━━━━━ RECORDED DATA ━━━━━

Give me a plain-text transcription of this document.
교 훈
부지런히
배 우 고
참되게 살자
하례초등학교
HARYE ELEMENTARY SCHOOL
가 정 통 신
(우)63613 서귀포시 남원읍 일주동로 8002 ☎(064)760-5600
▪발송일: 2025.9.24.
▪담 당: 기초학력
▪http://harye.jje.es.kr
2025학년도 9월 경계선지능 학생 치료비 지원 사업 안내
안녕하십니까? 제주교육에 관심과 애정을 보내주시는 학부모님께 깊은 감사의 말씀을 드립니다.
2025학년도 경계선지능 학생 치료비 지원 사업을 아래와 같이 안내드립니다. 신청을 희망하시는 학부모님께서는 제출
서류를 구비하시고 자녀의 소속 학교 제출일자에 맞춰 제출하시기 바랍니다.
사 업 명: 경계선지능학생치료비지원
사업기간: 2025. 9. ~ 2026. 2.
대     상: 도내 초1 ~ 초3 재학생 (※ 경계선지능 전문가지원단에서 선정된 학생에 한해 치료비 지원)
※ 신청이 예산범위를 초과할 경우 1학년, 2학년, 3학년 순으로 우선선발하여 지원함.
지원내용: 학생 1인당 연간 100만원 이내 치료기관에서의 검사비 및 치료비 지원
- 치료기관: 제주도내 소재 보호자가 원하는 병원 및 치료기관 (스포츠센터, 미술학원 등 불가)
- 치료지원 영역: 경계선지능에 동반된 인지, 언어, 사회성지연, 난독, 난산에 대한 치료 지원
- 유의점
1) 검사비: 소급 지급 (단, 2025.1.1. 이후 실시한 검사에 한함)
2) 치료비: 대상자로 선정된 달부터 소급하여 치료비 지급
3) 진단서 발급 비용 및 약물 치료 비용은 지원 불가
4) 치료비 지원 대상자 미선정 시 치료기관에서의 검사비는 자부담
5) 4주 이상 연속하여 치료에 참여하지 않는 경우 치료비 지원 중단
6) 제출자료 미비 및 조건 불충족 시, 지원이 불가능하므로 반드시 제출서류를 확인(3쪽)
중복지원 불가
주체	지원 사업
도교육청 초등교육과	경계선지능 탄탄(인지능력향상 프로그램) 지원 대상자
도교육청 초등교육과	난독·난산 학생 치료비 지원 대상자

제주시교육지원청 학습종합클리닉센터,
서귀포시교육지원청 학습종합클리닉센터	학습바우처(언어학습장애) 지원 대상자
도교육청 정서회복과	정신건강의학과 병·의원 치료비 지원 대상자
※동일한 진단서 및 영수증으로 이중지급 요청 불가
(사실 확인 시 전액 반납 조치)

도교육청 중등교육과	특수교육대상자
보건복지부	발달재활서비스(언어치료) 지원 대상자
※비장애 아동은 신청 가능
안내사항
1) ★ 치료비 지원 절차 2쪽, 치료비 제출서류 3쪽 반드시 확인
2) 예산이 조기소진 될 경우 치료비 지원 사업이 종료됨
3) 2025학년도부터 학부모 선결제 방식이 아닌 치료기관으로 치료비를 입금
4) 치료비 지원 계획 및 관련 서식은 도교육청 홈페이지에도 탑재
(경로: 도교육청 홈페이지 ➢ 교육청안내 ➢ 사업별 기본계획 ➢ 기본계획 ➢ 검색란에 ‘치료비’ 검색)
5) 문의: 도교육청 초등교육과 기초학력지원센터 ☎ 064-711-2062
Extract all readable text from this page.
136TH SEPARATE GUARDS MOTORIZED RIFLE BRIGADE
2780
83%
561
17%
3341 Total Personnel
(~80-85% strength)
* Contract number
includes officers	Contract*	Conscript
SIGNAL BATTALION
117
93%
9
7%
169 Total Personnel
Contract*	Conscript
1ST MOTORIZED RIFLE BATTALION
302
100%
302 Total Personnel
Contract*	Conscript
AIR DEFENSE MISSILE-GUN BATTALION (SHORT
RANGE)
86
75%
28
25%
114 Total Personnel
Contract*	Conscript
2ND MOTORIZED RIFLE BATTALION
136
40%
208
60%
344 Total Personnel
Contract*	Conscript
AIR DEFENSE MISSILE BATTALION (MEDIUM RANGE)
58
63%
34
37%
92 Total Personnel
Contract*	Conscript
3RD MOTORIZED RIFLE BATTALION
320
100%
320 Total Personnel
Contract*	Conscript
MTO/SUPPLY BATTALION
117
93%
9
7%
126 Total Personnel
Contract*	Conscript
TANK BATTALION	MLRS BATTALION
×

━━━━━

## STATED TASK
Return all of the data word for word.

## COMPLETE OUTPUT
Give me a plain-text transcription of this document.
교 훈
부지런히
배 우 고
참되게 살자
하례초등학교
HARYE ELEMENTARY SCHOOL
가 정 통 신
(우)63613 서귀포시 남원읍 일주동로 8002 ☎(064)760-5600
▪발송일: 2025.9.24.
▪담 당: 기초학력
▪http://harye.jje.es.kr
2025학년도 9월 경계선지능 학생 치료비 지원 사업 안내
안녕하십니까? 제주교육에 관심과 애정을 보내주시는 학부모님께 깊은 감사의 말씀을 드립니다.
2025학년도 경계선지능 학생 치료비 지원 사업을 아래와 같이 안내드립니다. 신청을 희망하시는 학부모님께서는 제출
서류를 구비하시고 자녀의 소속 학교 제출일자에 맞춰 제출하시기 바랍니다.
사 업 명: 경계선지능학생치료비지원
사업기간: 2025. 9. ~ 2026. 2.
대     상: 도내 초1 ~ 초3 재학생 (※ 경계선지능 전문가지원단에서 선정된 학생에 한해 치료비 지원)
※ 신청이 예산범위를 초과할 경우 1학년, 2학년, 3학년 순으로 우선선발하여 지원함.
지원내용: 학생 1인당 연간 100만원 이내 치료기관에서의 검사비 및 치료비 지원
- 치료기관: 제주도내 소재 보호자가 원하는 병원 및 치료기관 (스포츠센터, 미술학원 등 불가)
- 치료지원 영역: 경계선지능에 동반된 인지, 언어, 사회성지연, 난독, 난산에 대한 치료 지원
- 유의점
1) 검사비: 소급 지급 (단, 2025.1.1. 이후 실시한 검사에 한함)
2) 치료비: 대상자로 선정된 달부터 소급하여 치료비 지급
3) 진단서 발급 비용 및 약물 치료 비용은 지원 불가
4) 치료비 지원 대상자 미선정 시 치료기관에서의 검사비는 자부담
5) 4주 이상 연속하여 치료에 참여하지 않는 경우 치료비 지원 중단
6) 제출자료 미비 및 조건 불충족 시, 지원이 불가능하므로 반드시 제출서류를 확인(3쪽)
중복지원 불가
주체	지원 사업
도교육청 초등교육과	경계선지능 탄탄(인지능력향상 프로그램) 지원 대상자
도교육청 초등교육과	난독·난산 학생 치료비 지원 대상자

제주시교육지원청 학습종합클리닉센터,
서귀포시교육지원청 학습종합클리닉센터	학습바우처(언어학습장애) 지원 대상자
도교육청 정서회복과	정신건강의학과 병·의원 치료비 지원 대상자
※동일한 진단서 및 영수증으로 이중지급 요청 불가
(사실 확인 시 전액 반납 조치)

도교육청 중등교육과	특수교육대상자
보건복지부	발달재활서비스(언어치료) 지원 대상자
※비장애 아동은 신청 가능
안내사항
1) ★ 치료비 지원 절차 2쪽, 치료비 제출서류 3쪽 반드시 확인
2) 예산이 조기소진 될 경우 치료비 지원 사업이 종료됨
3) 2025학년도부터 학부모 선결제 방식이 아닌 치료기관으로 치료비를 입금
4) 치료비 지원 계획 및 관련 서식은 도교육청 홈페이지에도 탑재
(경로: 도교육청 홈페이지 ➢ 교육청안내 ➢ 사업별 기본계획 ➢ 기본계획 ➢ 검색란에 ‘치료비’ 검색)
5) 문의: 도교육청 초등교육과 기초학력지원센터 ☎ 064-711-2062
Extract all readable text from this page.
136TH SEPARATE GUARDS MOTORIZED RIFLE BRIGADE
2780
83%
561
17%
3341 Total Personnel
(~80-85% strength)
* Contract number
includes officers	Contract*	Conscript
SIGNAL BATTALION
117
93%
9
7%
169 Total Personnel
Contract*	Conscript
1ST MOTORIZED RIFLE BATTALION
302
100%
302 Total Personnel
Contract*	Conscript
AIR DEFENSE MISSILE-GUN BATTALION (SHORT
RANGE)
86
75%
28
25%
114 Total Personnel
Contract*	Conscript
2ND MOTORIZED RIFLE BATTALION
136
40%
208
60%
344 Total Personnel
Contract*	Conscript
AIR DEFENSE MISSILE BATTALION (MEDIUM RANGE)
58
63%
34
37%
92 Total Personnel
Contract*	Conscript
3RD MOTORIZED RIFLE BATTALION
320
100%
320 Total Personnel
Contract*	Conscript
MTO/SUPPLY BATTALION
117
93%
9
7%
126 Total Personnel
Contract*	Conscript
TANK BATTALION	MLRS BATTALION
×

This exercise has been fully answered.